:: EXERCISE TASK ::
Rewrite these lines with "Description with numbered items" changed to "Numbered description" everywhere, leaving everything else untouched.

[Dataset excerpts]
=-=-=

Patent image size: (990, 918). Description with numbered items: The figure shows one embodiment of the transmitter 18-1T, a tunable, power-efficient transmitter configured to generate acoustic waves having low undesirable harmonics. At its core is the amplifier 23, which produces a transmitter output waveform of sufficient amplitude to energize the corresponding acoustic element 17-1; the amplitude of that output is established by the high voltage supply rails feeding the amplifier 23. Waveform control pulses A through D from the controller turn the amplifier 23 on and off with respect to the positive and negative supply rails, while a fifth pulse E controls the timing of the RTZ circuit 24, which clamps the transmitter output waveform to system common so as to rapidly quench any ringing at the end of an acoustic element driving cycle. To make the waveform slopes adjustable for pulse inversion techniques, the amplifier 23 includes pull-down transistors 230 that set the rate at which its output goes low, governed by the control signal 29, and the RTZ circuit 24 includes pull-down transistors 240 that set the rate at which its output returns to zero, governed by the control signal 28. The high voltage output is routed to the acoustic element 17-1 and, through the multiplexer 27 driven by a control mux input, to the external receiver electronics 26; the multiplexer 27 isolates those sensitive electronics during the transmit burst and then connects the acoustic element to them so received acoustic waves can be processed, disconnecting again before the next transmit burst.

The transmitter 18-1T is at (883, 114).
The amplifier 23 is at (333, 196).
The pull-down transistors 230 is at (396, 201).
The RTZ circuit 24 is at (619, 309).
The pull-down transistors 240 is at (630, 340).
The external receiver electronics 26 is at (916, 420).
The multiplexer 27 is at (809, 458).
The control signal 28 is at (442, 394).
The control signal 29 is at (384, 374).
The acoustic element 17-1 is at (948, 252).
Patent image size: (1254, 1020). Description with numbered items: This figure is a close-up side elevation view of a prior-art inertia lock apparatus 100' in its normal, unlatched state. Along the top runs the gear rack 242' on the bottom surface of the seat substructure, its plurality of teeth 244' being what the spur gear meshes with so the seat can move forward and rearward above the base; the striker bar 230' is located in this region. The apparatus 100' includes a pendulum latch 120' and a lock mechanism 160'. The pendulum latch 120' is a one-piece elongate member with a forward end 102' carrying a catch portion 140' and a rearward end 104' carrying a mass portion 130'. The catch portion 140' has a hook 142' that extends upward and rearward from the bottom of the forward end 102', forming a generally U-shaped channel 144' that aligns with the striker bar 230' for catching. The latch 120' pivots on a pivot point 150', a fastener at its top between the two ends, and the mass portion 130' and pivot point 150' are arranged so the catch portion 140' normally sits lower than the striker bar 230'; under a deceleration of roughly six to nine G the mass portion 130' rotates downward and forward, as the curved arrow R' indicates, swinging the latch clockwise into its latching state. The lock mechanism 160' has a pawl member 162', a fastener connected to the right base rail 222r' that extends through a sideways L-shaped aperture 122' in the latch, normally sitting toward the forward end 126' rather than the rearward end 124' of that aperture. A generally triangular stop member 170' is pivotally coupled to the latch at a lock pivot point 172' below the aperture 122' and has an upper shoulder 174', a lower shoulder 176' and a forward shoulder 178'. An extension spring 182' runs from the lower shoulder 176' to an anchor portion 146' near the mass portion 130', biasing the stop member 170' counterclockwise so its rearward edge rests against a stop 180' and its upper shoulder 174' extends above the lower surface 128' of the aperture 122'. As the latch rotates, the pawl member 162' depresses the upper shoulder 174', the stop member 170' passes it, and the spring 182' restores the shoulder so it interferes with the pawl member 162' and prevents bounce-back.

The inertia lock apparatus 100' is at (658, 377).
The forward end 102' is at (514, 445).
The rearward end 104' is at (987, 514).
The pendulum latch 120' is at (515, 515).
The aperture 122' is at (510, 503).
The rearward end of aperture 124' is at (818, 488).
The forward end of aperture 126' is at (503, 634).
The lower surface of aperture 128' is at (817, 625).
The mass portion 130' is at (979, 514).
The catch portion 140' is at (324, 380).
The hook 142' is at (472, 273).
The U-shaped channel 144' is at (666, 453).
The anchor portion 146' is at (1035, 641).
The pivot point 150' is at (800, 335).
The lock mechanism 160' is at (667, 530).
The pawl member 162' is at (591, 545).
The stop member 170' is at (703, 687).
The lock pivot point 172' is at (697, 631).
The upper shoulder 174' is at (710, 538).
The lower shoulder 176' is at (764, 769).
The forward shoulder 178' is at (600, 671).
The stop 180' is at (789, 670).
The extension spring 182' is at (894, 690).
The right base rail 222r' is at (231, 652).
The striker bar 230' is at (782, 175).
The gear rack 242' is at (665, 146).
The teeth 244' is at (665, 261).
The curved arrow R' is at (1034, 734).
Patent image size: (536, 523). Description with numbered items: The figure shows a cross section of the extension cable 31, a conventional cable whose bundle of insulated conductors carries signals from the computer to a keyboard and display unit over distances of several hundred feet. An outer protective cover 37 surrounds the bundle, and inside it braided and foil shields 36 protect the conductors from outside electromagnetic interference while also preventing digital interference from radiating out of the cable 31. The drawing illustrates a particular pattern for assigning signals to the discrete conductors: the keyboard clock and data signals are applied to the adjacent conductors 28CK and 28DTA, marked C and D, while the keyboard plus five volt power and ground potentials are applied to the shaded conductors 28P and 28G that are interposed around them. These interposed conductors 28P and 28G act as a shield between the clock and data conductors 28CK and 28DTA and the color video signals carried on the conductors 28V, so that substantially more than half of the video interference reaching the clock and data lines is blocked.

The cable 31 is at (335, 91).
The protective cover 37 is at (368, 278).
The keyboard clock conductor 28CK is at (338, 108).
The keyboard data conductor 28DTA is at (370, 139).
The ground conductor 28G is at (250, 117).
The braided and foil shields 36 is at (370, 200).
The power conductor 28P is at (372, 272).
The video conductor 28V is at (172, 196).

=-=-=

:: ANSWER TO THE PROBLEM ::
Patent image size: (990, 918). Numbered description: The figure shows one embodiment of the transmitter 18-1T, a tunable, power-efficient transmitter configured to generate acoustic waves having low undesirable harmonics. At its core is the amplifier 23, which produces a transmitter output waveform of sufficient amplitude to energize the corresponding acoustic element 17-1; the amplitude of that output is established by the high voltage supply rails feeding the amplifier 23. Waveform control pulses A through D from the controller turn the amplifier 23 on and off with respect to the positive and negative supply rails, while a fifth pulse E controls the timing of the RTZ circuit 24, which clamps the transmitter output waveform to system common so as to rapidly quench any ringing at the end of an acoustic element driving cycle. To make the waveform slopes adjustable for pulse inversion techniques, the amplifier 23 includes pull-down transistors 230 that set the rate at which its output goes low, governed by the control signal 29, and the RTZ circuit 24 includes pull-down transistors 240 that set the rate at which its output returns to zero, governed by the control signal 28. The high voltage output is routed to the acoustic element 17-1 and, through the multiplexer 27 driven by a control mux input, to the external receiver electronics 26; the multiplexer 27 isolates those sensitive electronics during the transmit burst and then connects the acoustic element to them so received acoustic waves can be processed, disconnecting again before the next transmit burst.

The transmitter 18-1T is at (883, 114).
The amplifier 23 is at (333, 196).
The pull-down transistors 230 is at (396, 201).
The RTZ circuit 24 is at (619, 309).
The pull-down transistors 240 is at (630, 340).
The external receiver electronics 26 is at (916, 420).
The multiplexer 27 is at (809, 458).
The control signal 28 is at (442, 394).
The control signal 29 is at (384, 374).
The acoustic element 17-1 is at (948, 252).
Patent image size: (1254, 1020). Numbered description: This figure is a close-up side elevation view of a prior-art inertia lock apparatus 100' in its normal, unlatched state. Along the top runs the gear rack 242' on the bottom surface of the seat substructure, its plurality of teeth 244' being what the spur gear meshes with so the seat can move forward and rearward above the base; the striker bar 230' is located in this region. The apparatus 100' includes a pendulum latch 120' and a lock mechanism 160'. The pendulum latch 120' is a one-piece elongate member with a forward end 102' carrying a catch portion 140' and a rearward end 104' carrying a mass portion 130'. The catch portion 140' has a hook 142' that extends upward and rearward from the bottom of the forward end 102', forming a generally U-shaped channel 144' that aligns with the striker bar 230' for catching. The latch 120' pivots on a pivot point 150', a fastener at its top between the two ends, and the mass portion 130' and pivot point 150' are arranged so the catch portion 140' normally sits lower than the striker bar 230'; under a deceleration of roughly six to nine G the mass portion 130' rotates downward and forward, as the curved arrow R' indicates, swinging the latch clockwise into its latching state. The lock mechanism 160' has a pawl member 162', a fastener connected to the right base rail 222r' that extends through a sideways L-shaped aperture 122' in the latch, normally sitting toward the forward end 126' rather than the rearward end 124' of that aperture. A generally triangular stop member 170' is pivotally coupled to the latch at a lock pivot point 172' below the aperture 122' and has an upper shoulder 174', a lower shoulder 176' and a forward shoulder 178'. An extension spring 182' runs from the lower shoulder 176' to an anchor portion 146' near the mass portion 130', biasing the stop member 170' counterclockwise so its rearward edge rests against a stop 180' and its upper shoulder 174' extends above the lower surface 128' of the aperture 122'. As the latch rotates, the pawl member 162' depresses the upper shoulder 174', the stop member 170' passes it, and the spring 182' restores the shoulder so it interferes with the pawl member 162' and prevents bounce-back.

The inertia lock apparatus 100' is at (658, 377).
The forward end 102' is at (514, 445).
The rearward end 104' is at (987, 514).
The pendulum latch 120' is at (515, 515).
The aperture 122' is at (510, 503).
The rearward end of aperture 124' is at (818, 488).
The forward end of aperture 126' is at (503, 634).
The lower surface of aperture 128' is at (817, 625).
The mass portion 130' is at (979, 514).
The catch portion 140' is at (324, 380).
The hook 142' is at (472, 273).
The U-shaped channel 144' is at (666, 453).
The anchor portion 146' is at (1035, 641).
The pivot point 150' is at (800, 335).
The lock mechanism 160' is at (667, 530).
The pawl member 162' is at (591, 545).
The stop member 170' is at (703, 687).
The lock pivot point 172' is at (697, 631).
The upper shoulder 174' is at (710, 538).
The lower shoulder 176' is at (764, 769).
The forward shoulder 178' is at (600, 671).
The stop 180' is at (789, 670).
The extension spring 182' is at (894, 690).
The right base rail 222r' is at (231, 652).
The striker bar 230' is at (782, 175).
The gear rack 242' is at (665, 146).
The teeth 244' is at (665, 261).
The curved arrow R' is at (1034, 734).
Patent image size: (536, 523). Numbered description: The figure shows a cross section of the extension cable 31, a conventional cable whose bundle of insulated conductors carries signals from the computer to a keyboard and display unit over distances of several hundred feet. An outer protective cover 37 surrounds the bundle, and inside it braided and foil shields 36 protect the conductors from outside electromagnetic interference while also preventing digital interference from radiating out of the cable 31. The drawing illustrates a particular pattern for assigning signals to the discrete conductors: the keyboard clock and data signals are applied to the adjacent conductors 28CK and 28DTA, marked C and D, while the keyboard plus five volt power and ground potentials are applied to the shaded conductors 28P and 28G that are interposed around them. These interposed conductors 28P and 28G act as a shield between the clock and data conductors 28CK and 28DTA and the color video signals carried on the conductors 28V, so that substantially more than half of the video interference reaching the clock and data lines is blocked.

The cable 31 is at (335, 91).
The protective cover 37 is at (368, 278).
The keyboard clock conductor 28CK is at (338, 108).
The keyboard data conductor 28DTA is at (370, 139).
The ground conductor 28G is at (250, 117).
The braided and foil shields 36 is at (370, 200).
The power conductor 28P is at (372, 272).
The video conductor 28V is at (172, 196).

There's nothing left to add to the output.